** start Items **

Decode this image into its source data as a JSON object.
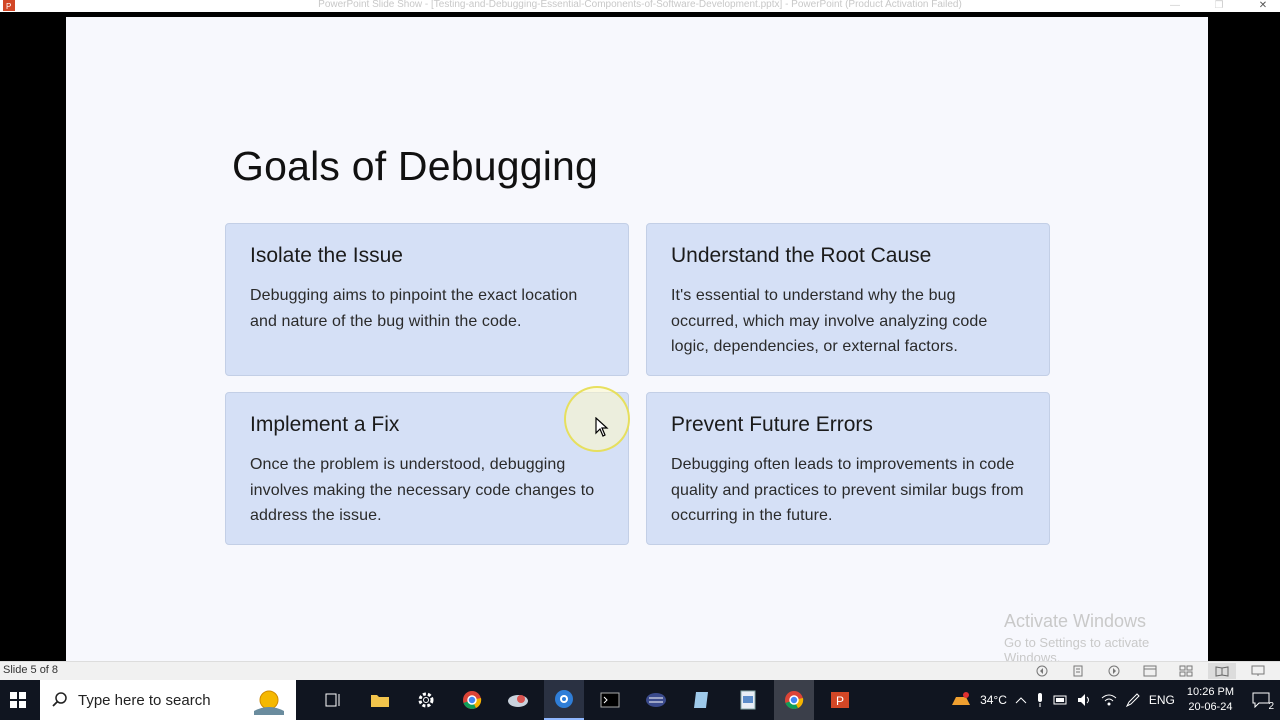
{
  "window": {
    "title": "PowerPoint Slide Show - [Testing-and-Debugging-Essential-Components-of-Software-Development.pptx] - PowerPoint (Product Activation Failed)",
    "minimize": "—",
    "restore": "❐",
    "close": "✕"
  },
  "slide": {
    "title": "Goals of Debugging",
    "cards": [
      {
        "heading": "Isolate the Issue",
        "body": "Debugging aims to pinpoint the exact location and nature of the bug within the code."
      },
      {
        "heading": "Understand the Root Cause",
        "body": "It's essential to understand why the bug occurred, which may involve analyzing code logic, dependencies, or external factors."
      },
      {
        "heading": "Implement a Fix",
        "body": "Once the problem is understood, debugging involves making the necessary code changes to address the issue."
      },
      {
        "heading": "Prevent Future Errors",
        "body": "Debugging often leads to improvements in code quality and practices to prevent similar bugs from occurring in the future."
      }
    ]
  },
  "watermark": {
    "line1": "Activate Windows",
    "line2": "Go to Settings to activate Windows."
  },
  "statusbar": {
    "slide_counter": "Slide 5 of 8",
    "icons": [
      "previous-icon",
      "slide-list-icon",
      "next-icon",
      "normal-view-icon",
      "slide-sorter-icon",
      "reading-view-icon",
      "slideshow-icon"
    ]
  },
  "taskbar": {
    "search_placeholder": "Type here to search",
    "apps": [
      "task-view-icon",
      "file-explorer-icon",
      "settings-icon",
      "chrome-icon",
      "app-icon",
      "browser-icon",
      "terminal-icon",
      "editor-icon",
      "notepad-icon",
      "document-icon",
      "chrome-icon",
      "powerpoint-icon"
    ],
    "temperature": "34°C",
    "language": "ENG",
    "time": "10:26 PM",
    "date": "20-06-24",
    "notification_count": "2"
  },
  "colors": {
    "card_bg": "#d5e0f6",
    "slide_bg": "#f7f8fd",
    "taskbar_bg": "#101520"
  }
}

** end Items **

_Set exercise_: Every record above should come back exactly, but without its pictures.

_Task output_:
Decode this image into its source data as a JSON object.
{
  "window": {
    "title": "PowerPoint Slide Show - [Testing-and-Debugging-Essential-Components-of-Software-Development.pptx] - PowerPoint (Product Activation Failed)",
    "minimize": "—",
    "restore": "❐",
    "close": "✕"
  },
  "slide": {
    "title": "Goals of Debugging",
    "cards": [
      {
        "heading": "Isolate the Issue",
        "body": "Debugging aims to pinpoint the exact location and nature of the bug within the code."
      },
      {
        "heading": "Understand the Root Cause",
        "body": "It's essential to understand why the bug occurred, which may involve analyzing code logic, dependencies, or external factors."
      },
      {
        "heading": "Implement a Fix",
        "body": "Once the problem is understood, debugging involves making the necessary code changes to address the issue."
      },
      {
        "heading": "Prevent Future Errors",
        "body": "Debugging often leads to improvements in code quality and practices to prevent similar bugs from occurring in the future."
      }
    ]
  },
  "watermark": {
    "line1": "Activate Windows",
    "line2": "Go to Settings to activate Windows."
  },
  "statusbar": {
    "slide_counter": "Slide 5 of 8",
    "icons": [
      "previous-icon",
      "slide-list-icon",
      "next-icon",
      "normal-view-icon",
      "slide-sorter-icon",
      "reading-view-icon",
      "slideshow-icon"
    ]
  },
  "taskbar": {
    "search_placeholder": "Type here to search",
    "apps": [
      "task-view-icon",
      "file-explorer-icon",
      "settings-icon",
      "chrome-icon",
      "app-icon",
      "browser-icon",
      "terminal-icon",
      "editor-icon",
      "notepad-icon",
      "document-icon",
      "chrome-icon",
      "powerpoint-icon"
    ],
    "temperature": "34°C",
    "language": "ENG",
    "time": "10:26 PM",
    "date": "20-06-24",
    "notification_count": "2"
  },
  "colors": {
    "card_bg": "#d5e0f6",
    "slide_bg": "#f7f8fd",
    "taskbar_bg": "#101520"
  }
}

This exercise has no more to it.